* DATA SUPPLIED:
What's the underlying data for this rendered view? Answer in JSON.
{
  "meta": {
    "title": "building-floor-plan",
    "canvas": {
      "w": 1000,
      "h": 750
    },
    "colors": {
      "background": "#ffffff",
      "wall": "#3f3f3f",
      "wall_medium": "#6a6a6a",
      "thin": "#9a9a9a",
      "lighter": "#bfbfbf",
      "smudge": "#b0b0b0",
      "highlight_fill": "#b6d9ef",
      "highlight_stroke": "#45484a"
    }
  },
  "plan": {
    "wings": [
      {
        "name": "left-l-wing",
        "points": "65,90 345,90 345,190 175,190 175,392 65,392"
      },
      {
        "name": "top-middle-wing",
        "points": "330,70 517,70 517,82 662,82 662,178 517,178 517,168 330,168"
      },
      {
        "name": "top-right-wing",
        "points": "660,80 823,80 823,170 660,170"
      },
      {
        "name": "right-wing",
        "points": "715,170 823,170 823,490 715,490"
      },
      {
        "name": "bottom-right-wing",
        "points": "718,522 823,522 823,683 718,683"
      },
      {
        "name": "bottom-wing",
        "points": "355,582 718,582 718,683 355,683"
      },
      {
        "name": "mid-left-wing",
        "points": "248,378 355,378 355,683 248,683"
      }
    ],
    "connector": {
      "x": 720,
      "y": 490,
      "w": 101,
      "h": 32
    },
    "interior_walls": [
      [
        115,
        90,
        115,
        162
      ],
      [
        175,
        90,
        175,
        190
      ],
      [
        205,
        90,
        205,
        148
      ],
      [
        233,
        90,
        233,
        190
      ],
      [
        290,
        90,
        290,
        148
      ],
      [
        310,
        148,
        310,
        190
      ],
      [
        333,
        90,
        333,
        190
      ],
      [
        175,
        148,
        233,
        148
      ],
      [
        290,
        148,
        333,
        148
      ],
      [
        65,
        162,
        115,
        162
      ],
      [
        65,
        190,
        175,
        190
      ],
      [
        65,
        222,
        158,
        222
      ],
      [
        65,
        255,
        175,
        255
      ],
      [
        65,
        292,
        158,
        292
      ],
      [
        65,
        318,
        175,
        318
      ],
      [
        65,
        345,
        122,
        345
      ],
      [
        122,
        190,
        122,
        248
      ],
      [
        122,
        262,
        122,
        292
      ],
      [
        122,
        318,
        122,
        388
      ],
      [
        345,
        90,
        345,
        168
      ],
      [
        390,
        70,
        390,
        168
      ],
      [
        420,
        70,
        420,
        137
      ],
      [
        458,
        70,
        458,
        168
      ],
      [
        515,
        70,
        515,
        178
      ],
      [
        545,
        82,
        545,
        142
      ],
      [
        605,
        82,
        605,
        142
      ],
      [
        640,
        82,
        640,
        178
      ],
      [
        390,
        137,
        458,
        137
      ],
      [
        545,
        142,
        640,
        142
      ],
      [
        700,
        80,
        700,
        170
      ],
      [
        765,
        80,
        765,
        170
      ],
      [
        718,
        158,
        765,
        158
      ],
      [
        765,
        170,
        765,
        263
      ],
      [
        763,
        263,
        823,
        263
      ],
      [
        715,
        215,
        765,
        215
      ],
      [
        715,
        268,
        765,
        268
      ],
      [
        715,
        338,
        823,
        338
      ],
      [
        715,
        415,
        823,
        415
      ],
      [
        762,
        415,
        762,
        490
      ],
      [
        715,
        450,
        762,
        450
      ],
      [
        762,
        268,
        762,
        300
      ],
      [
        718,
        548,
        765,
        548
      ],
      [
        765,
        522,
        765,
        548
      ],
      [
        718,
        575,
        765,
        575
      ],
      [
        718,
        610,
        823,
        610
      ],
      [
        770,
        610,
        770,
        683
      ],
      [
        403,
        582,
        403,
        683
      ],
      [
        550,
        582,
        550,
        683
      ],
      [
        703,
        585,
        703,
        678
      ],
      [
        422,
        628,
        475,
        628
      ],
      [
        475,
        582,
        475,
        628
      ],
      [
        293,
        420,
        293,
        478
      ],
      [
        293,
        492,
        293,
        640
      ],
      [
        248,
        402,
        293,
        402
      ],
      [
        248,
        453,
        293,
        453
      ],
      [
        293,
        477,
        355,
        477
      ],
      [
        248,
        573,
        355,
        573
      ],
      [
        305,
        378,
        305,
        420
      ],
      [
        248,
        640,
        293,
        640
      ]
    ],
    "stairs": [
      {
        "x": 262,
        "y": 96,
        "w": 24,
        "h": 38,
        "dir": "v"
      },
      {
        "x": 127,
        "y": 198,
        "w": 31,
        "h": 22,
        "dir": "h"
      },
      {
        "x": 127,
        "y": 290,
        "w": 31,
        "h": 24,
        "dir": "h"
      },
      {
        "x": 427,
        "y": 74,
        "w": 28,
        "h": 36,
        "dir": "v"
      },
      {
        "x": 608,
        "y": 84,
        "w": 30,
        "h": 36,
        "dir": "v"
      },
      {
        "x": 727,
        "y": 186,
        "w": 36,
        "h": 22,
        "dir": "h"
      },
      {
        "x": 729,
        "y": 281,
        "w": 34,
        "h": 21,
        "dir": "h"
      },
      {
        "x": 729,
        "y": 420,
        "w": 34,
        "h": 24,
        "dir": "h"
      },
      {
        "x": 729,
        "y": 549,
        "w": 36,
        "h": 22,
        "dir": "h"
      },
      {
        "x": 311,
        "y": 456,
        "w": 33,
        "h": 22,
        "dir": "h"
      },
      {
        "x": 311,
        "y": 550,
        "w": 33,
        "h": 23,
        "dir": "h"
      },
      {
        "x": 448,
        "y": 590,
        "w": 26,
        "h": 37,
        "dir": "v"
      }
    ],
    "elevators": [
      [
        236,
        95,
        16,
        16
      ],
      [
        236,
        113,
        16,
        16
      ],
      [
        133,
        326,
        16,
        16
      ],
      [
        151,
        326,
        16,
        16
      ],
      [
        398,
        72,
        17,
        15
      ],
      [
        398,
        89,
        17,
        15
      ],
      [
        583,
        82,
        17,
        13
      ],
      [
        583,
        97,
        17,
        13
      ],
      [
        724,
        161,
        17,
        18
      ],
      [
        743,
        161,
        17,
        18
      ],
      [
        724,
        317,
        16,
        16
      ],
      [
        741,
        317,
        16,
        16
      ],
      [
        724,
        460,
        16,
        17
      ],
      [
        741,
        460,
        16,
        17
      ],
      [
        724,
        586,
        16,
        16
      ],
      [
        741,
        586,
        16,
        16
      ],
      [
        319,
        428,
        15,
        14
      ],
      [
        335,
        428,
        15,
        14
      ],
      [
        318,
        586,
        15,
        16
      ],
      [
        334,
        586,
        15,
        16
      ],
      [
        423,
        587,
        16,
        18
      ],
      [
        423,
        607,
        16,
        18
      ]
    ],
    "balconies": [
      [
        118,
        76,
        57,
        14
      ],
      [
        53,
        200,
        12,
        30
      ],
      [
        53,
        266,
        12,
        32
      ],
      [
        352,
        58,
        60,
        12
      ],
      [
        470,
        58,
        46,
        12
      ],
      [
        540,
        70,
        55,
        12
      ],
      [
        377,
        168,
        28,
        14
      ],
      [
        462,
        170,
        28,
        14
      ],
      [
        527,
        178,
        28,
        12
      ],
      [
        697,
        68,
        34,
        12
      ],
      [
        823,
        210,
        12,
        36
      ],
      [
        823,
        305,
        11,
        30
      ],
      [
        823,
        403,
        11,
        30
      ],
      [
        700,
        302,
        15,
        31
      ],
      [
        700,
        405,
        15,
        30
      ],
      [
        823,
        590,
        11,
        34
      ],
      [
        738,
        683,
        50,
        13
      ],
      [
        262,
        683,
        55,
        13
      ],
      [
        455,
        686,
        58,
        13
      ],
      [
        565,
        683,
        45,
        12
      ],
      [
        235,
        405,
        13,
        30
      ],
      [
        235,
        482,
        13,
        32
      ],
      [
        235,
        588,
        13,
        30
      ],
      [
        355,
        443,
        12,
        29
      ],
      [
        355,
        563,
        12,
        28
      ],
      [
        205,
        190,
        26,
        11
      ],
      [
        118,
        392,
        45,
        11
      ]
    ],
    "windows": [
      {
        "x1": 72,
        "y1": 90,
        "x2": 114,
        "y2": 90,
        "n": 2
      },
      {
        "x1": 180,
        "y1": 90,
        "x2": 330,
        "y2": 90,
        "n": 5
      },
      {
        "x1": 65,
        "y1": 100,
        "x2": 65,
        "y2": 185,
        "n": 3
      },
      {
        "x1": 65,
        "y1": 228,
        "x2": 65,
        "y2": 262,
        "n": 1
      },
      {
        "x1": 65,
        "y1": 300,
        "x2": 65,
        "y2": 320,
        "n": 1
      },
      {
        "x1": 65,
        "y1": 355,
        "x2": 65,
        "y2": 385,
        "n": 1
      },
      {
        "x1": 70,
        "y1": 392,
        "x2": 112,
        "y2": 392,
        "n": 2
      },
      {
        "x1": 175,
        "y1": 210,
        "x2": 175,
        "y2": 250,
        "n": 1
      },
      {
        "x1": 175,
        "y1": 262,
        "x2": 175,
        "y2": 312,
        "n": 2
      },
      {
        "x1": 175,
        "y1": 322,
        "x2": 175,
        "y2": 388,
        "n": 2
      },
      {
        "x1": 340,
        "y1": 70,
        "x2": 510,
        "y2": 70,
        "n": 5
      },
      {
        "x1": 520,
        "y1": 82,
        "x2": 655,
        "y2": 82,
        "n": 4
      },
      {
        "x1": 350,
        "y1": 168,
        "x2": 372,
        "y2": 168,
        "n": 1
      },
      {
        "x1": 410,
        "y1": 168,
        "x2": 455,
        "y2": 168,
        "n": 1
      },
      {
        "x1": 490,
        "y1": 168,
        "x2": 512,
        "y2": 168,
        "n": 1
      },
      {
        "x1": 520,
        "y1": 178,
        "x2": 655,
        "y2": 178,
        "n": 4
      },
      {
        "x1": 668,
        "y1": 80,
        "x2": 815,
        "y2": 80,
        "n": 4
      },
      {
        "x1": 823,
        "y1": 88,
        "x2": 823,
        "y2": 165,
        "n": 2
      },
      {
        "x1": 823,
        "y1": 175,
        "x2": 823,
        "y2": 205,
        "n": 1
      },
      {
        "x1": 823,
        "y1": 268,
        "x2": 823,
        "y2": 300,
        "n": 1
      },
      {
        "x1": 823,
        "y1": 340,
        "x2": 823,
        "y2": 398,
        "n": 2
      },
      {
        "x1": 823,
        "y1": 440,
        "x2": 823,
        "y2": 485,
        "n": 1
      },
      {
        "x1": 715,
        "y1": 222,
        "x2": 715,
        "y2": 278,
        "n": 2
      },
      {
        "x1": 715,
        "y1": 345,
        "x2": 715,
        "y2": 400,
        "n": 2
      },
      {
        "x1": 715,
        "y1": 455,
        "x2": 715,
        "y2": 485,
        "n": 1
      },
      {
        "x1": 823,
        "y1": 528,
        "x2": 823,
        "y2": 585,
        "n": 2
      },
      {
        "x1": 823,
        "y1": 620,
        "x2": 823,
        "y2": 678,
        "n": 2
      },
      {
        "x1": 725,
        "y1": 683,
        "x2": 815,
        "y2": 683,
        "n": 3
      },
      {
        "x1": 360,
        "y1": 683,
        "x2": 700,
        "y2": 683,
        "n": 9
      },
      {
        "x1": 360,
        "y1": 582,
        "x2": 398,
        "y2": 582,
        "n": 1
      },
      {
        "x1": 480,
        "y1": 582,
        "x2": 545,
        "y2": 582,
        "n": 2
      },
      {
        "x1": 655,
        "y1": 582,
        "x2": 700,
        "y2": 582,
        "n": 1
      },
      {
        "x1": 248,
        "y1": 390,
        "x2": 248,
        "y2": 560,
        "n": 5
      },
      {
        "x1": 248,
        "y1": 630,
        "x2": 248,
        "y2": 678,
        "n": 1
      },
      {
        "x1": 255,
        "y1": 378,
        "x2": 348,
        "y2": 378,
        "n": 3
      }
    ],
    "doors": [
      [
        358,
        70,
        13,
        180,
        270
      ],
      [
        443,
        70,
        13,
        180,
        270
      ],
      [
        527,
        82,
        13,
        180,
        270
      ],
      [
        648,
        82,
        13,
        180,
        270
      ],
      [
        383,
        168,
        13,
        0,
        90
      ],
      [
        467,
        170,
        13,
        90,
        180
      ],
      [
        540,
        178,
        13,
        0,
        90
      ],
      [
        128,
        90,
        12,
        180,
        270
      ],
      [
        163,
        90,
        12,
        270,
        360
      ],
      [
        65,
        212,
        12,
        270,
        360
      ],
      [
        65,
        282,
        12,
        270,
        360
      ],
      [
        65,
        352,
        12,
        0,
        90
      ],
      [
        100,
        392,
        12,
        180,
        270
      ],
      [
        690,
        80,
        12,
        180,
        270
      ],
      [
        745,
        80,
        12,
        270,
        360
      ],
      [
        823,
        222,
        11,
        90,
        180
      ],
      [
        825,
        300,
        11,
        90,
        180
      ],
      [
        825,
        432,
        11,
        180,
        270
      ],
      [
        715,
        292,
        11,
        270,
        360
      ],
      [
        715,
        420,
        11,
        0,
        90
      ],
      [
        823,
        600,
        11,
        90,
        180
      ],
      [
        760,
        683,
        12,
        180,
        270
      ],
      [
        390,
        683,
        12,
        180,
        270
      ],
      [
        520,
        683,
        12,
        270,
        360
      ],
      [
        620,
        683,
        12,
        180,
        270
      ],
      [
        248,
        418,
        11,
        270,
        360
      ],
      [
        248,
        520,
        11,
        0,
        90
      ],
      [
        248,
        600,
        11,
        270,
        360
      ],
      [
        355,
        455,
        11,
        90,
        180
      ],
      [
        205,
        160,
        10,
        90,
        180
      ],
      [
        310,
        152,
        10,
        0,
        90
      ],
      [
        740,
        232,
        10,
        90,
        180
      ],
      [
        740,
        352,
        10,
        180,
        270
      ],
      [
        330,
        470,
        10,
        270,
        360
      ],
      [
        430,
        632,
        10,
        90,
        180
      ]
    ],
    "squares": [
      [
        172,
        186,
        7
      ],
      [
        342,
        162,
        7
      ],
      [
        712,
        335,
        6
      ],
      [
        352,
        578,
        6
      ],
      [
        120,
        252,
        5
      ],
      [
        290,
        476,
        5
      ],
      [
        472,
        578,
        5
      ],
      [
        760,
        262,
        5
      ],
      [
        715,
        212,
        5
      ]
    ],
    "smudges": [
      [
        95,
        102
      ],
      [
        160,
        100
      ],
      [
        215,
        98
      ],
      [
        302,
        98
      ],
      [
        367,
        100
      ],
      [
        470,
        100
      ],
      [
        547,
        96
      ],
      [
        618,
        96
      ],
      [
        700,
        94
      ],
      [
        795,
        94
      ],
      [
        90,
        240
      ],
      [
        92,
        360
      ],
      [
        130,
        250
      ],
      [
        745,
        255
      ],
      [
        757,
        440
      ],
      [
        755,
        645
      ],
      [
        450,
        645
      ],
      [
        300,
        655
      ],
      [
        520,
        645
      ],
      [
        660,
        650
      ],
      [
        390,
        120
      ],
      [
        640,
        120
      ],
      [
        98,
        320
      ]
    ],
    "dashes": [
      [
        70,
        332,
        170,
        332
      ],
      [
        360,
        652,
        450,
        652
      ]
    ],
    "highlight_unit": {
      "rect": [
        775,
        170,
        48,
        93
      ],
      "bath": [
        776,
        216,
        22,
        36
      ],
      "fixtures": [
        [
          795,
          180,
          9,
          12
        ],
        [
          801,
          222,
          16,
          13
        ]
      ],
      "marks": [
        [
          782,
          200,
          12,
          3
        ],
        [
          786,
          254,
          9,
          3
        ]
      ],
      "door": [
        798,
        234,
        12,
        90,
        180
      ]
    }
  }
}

* DO THIS: Using the records given above, list every line that includes the word "right".

* SOLUTION FOR THIS TASK:
        "name": "top-right-wing",
        "name": "right-wing",
        "name": "bottom-right-wing",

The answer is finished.